-- Required task --
Within the records that follow, restate exactly the lines from the line with "Extract the structured" down to the line with "Convert this screenshot", including both. Omit the pictures.

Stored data
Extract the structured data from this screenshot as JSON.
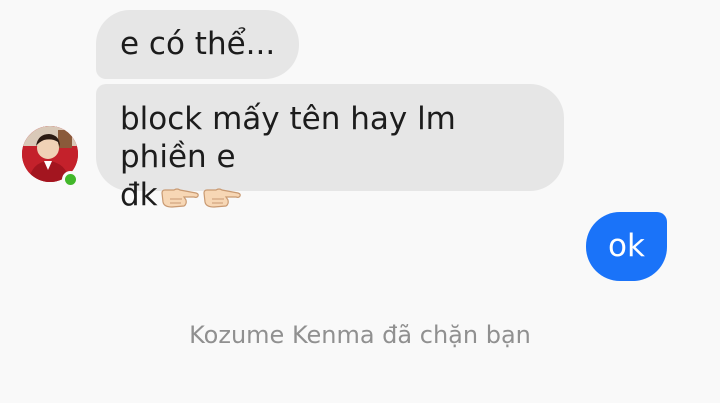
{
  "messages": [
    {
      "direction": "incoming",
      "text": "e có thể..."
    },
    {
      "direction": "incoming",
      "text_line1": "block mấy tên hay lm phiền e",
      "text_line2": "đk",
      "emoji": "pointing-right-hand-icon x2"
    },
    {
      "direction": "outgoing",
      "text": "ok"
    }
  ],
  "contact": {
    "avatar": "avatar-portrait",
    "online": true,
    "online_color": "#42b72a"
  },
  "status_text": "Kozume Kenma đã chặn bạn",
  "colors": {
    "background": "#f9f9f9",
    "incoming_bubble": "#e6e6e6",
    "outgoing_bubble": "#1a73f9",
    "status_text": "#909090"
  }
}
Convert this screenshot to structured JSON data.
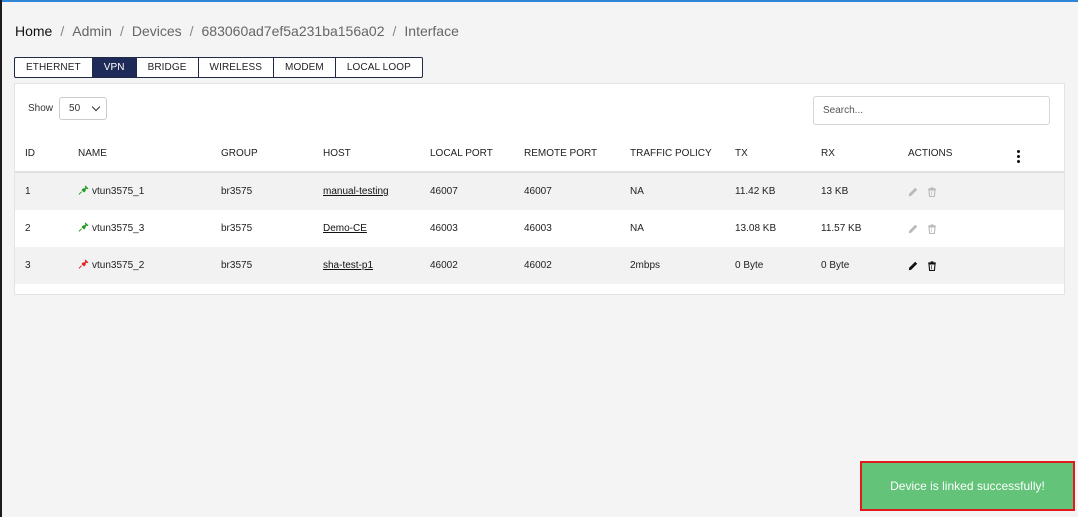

---

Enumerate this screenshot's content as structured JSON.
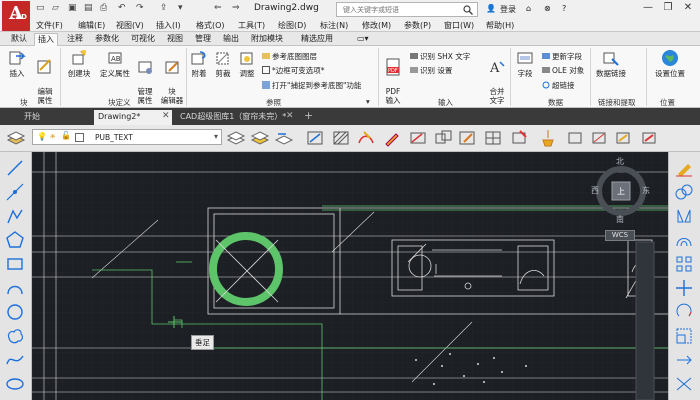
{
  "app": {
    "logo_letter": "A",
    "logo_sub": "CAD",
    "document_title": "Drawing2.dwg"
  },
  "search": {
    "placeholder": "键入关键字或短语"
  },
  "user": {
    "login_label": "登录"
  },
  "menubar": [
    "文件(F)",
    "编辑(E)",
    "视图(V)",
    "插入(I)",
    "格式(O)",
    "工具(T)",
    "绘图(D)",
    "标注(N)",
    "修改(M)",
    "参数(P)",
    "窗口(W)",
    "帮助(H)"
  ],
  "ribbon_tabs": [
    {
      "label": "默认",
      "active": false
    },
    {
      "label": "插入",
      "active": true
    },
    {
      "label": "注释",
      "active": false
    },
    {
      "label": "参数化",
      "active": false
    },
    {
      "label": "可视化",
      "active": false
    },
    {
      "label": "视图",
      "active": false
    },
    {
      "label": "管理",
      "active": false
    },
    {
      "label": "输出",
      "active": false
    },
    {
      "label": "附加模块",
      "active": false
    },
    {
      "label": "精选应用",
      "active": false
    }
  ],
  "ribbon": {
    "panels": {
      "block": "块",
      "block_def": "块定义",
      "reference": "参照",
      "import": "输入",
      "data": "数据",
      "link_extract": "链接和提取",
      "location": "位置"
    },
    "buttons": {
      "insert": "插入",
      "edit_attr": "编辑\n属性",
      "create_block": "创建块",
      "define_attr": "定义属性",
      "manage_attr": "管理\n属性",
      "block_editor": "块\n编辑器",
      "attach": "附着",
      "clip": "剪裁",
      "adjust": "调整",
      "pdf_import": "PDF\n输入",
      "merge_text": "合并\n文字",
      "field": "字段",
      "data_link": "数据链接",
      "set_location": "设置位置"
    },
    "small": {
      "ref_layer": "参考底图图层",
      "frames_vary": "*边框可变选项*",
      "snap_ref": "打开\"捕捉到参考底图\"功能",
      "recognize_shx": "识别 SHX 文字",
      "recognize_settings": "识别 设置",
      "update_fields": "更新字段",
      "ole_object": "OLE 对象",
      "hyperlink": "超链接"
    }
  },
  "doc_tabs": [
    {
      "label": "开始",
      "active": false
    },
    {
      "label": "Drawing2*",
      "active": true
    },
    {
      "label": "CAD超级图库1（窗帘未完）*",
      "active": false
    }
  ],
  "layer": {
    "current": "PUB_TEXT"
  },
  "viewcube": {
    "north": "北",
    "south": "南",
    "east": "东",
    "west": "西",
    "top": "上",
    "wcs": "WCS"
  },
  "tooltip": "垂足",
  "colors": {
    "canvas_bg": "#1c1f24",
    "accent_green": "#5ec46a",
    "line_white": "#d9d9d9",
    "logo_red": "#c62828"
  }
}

* * *

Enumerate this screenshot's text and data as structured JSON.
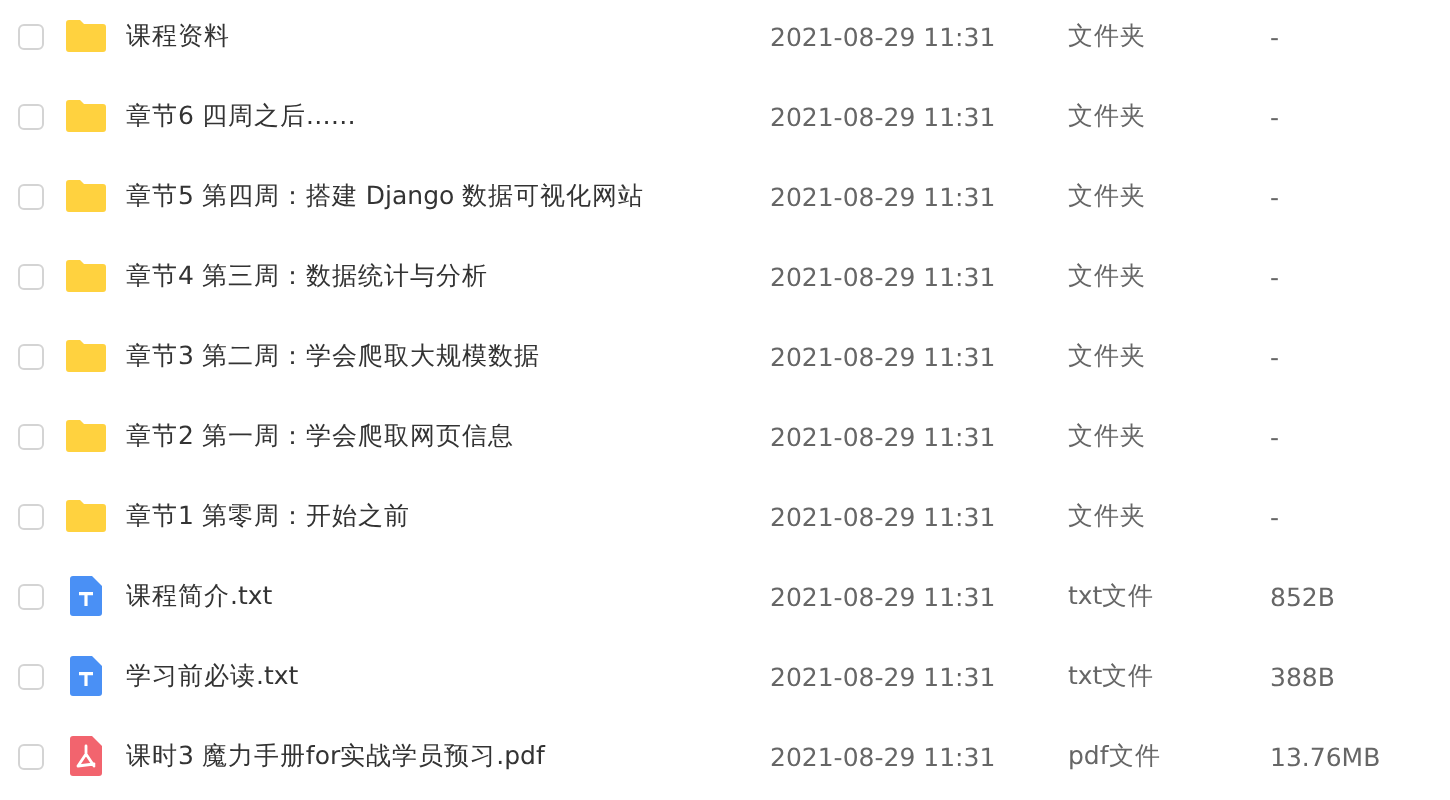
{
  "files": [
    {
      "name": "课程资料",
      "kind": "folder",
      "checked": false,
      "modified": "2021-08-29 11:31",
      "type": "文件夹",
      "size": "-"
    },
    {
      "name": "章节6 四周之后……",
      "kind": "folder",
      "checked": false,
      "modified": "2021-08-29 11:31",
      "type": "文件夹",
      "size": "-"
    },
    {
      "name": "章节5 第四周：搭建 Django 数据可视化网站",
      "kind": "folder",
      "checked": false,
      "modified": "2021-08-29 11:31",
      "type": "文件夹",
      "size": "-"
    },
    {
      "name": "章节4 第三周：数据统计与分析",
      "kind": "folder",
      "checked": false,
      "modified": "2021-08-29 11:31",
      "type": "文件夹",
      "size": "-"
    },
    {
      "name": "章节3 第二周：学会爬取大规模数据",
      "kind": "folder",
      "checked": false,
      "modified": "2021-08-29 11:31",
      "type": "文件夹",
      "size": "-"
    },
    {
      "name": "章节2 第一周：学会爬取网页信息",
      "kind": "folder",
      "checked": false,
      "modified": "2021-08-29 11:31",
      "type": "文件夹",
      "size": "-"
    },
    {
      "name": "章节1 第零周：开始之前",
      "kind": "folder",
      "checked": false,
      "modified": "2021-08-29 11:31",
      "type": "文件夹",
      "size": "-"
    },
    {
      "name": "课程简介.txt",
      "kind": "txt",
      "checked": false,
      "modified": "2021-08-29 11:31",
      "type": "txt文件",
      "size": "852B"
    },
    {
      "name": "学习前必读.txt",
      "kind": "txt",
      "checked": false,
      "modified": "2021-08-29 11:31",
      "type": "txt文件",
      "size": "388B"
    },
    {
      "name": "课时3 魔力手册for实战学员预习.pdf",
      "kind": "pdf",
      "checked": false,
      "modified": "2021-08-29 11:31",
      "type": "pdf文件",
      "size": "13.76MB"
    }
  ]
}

-- Answer to this problem --
Extract the structured data from this screenshot as JSON.
{
  "messages": [
    {
      "direction": "incoming",
      "text": "e có thể..."
    },
    {
      "direction": "incoming",
      "text_line1": "block mấy tên hay lm phiền e",
      "text_line2": "đk",
      "emoji": "pointing-right-hand-icon x2"
    },
    {
      "direction": "outgoing",
      "text": "ok"
    }
  ],
  "contact": {
    "avatar": "avatar-portrait",
    "online": true,
    "online_color": "#42b72a"
  },
  "status_text": "Kozume Kenma đã chặn bạn",
  "colors": {
    "background": "#f9f9f9",
    "incoming_bubble": "#e6e6e6",
    "outgoing_bubble": "#1a73f9",
    "status_text": "#909090"
  }
}
Convert this screenshot to structured JSON data.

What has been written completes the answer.